- YOUR OBJECTIVE -
The listing below should be written out exactly; please include all of it.

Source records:
.....

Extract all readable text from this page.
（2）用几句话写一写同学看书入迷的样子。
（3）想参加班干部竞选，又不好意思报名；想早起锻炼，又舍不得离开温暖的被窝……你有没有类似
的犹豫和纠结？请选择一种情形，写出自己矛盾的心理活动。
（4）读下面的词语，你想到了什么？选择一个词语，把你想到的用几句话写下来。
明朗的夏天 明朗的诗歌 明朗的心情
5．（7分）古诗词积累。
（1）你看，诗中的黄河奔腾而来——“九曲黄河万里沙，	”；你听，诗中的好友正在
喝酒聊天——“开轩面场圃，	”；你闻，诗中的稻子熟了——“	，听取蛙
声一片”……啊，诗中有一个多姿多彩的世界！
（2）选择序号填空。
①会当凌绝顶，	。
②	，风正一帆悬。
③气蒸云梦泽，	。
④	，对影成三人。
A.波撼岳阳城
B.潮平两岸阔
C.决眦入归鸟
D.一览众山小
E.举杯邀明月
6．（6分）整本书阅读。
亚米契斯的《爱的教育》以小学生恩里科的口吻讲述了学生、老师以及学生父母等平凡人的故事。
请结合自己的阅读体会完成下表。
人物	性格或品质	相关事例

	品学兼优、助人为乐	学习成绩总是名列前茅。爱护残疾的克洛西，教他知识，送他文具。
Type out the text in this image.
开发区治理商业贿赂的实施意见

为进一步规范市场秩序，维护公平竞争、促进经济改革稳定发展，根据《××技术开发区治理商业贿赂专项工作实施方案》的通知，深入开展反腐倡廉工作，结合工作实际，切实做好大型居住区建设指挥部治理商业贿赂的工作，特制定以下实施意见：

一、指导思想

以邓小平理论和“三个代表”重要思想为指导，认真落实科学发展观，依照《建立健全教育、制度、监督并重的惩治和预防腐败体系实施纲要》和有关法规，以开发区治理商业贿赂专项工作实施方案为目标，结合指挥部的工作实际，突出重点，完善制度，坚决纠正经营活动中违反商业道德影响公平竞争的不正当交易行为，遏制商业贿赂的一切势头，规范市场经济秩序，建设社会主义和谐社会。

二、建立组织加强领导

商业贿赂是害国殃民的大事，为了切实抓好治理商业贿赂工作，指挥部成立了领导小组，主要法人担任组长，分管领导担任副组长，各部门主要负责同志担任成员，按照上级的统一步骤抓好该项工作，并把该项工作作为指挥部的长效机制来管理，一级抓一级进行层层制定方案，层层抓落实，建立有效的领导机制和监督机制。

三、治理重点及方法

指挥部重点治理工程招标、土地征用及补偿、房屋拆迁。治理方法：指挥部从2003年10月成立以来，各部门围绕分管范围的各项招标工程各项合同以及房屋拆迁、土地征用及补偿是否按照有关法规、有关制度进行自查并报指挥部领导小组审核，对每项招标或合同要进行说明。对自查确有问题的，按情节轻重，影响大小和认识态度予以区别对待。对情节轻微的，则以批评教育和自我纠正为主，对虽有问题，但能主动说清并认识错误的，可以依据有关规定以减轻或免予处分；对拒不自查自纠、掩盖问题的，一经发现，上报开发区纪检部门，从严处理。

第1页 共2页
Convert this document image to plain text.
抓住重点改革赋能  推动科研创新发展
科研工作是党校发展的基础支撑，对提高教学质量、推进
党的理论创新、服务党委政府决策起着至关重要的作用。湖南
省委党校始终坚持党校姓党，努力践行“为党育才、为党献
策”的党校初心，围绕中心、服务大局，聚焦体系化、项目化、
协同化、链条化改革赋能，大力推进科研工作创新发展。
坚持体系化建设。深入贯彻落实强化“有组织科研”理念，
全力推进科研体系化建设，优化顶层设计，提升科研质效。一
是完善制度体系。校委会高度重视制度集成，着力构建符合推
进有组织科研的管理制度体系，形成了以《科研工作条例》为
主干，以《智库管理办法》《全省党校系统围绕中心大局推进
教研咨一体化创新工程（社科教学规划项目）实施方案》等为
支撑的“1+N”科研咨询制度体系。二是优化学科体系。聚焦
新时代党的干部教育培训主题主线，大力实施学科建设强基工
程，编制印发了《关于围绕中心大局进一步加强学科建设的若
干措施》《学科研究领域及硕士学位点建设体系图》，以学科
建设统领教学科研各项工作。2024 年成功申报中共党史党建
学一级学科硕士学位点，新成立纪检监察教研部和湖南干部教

.....

- EXPECTED ANSWER -
Extract all readable text from this page.
（2）用几句话写一写同学看书入迷的样子。
（3）想参加班干部竞选，又不好意思报名；想早起锻炼，又舍不得离开温暖的被窝……你有没有类似
的犹豫和纠结？请选择一种情形，写出自己矛盾的心理活动。
（4）读下面的词语，你想到了什么？选择一个词语，把你想到的用几句话写下来。
明朗的夏天 明朗的诗歌 明朗的心情
5．（7分）古诗词积累。
（1）你看，诗中的黄河奔腾而来——“九曲黄河万里沙，	”；你听，诗中的好友正在
喝酒聊天——“开轩面场圃，	”；你闻，诗中的稻子熟了——“	，听取蛙
声一片”……啊，诗中有一个多姿多彩的世界！
（2）选择序号填空。
①会当凌绝顶，	。
②	，风正一帆悬。
③气蒸云梦泽，	。
④	，对影成三人。
A.波撼岳阳城
B.潮平两岸阔
C.决眦入归鸟
D.一览众山小
E.举杯邀明月
6．（6分）整本书阅读。
亚米契斯的《爱的教育》以小学生恩里科的口吻讲述了学生、老师以及学生父母等平凡人的故事。
请结合自己的阅读体会完成下表。
人物	性格或品质	相关事例

	品学兼优、助人为乐	学习成绩总是名列前茅。爱护残疾的克洛西，教他知识，送他文具。
Type out the text in this image.
开发区治理商业贿赂的实施意见

为进一步规范市场秩序，维护公平竞争、促进经济改革稳定发展，根据《××技术开发区治理商业贿赂专项工作实施方案》的通知，深入开展反腐倡廉工作，结合工作实际，切实做好大型居住区建设指挥部治理商业贿赂的工作，特制定以下实施意见：

一、指导思想

以邓小平理论和“三个代表”重要思想为指导，认真落实科学发展观，依照《建立健全教育、制度、监督并重的惩治和预防腐败体系实施纲要》和有关法规，以开发区治理商业贿赂专项工作实施方案为目标，结合指挥部的工作实际，突出重点，完善制度，坚决纠正经营活动中违反商业道德影响公平竞争的不正当交易行为，遏制商业贿赂的一切势头，规范市场经济秩序，建设社会主义和谐社会。

二、建立组织加强领导

商业贿赂是害国殃民的大事，为了切实抓好治理商业贿赂工作，指挥部成立了领导小组，主要法人担任组长，分管领导担任副组长，各部门主要负责同志担任成员，按照上级的统一步骤抓好该项工作，并把该项工作作为指挥部的长效机制来管理，一级抓一级进行层层制定方案，层层抓落实，建立有效的领导机制和监督机制。

三、治理重点及方法

指挥部重点治理工程招标、土地征用及补偿、房屋拆迁。治理方法：指挥部从2003年10月成立以来，各部门围绕分管范围的各项招标工程各项合同以及房屋拆迁、土地征用及补偿是否按照有关法规、有关制度进行自查并报指挥部领导小组审核，对每项招标或合同要进行说明。对自查确有问题的，按情节轻重，影响大小和认识态度予以区别对待。对情节轻微的，则以批评教育和自我纠正为主，对虽有问题，但能主动说清并认识错误的，可以依据有关规定以减轻或免予处分；对拒不自查自纠、掩盖问题的，一经发现，上报开发区纪检部门，从严处理。

第1页 共2页
Convert this document image to plain text.
抓住重点改革赋能  推动科研创新发展
科研工作是党校发展的基础支撑，对提高教学质量、推进
党的理论创新、服务党委政府决策起着至关重要的作用。湖南
省委党校始终坚持党校姓党，努力践行“为党育才、为党献
策”的党校初心，围绕中心、服务大局，聚焦体系化、项目化、
协同化、链条化改革赋能，大力推进科研工作创新发展。
坚持体系化建设。深入贯彻落实强化“有组织科研”理念，
全力推进科研体系化建设，优化顶层设计，提升科研质效。一
是完善制度体系。校委会高度重视制度集成，着力构建符合推
进有组织科研的管理制度体系，形成了以《科研工作条例》为
主干，以《智库管理办法》《全省党校系统围绕中心大局推进
教研咨一体化创新工程（社科教学规划项目）实施方案》等为
支撑的“1+N”科研咨询制度体系。二是优化学科体系。聚焦
新时代党的干部教育培训主题主线，大力实施学科建设强基工
程，编制印发了《关于围绕中心大局进一步加强学科建设的若
干措施》《学科研究领域及硕士学位点建设体系图》，以学科
建设统领教学科研各项工作。2024 年成功申报中共党史党建
学一级学科硕士学位点，新成立纪检监察教研部和湖南干部教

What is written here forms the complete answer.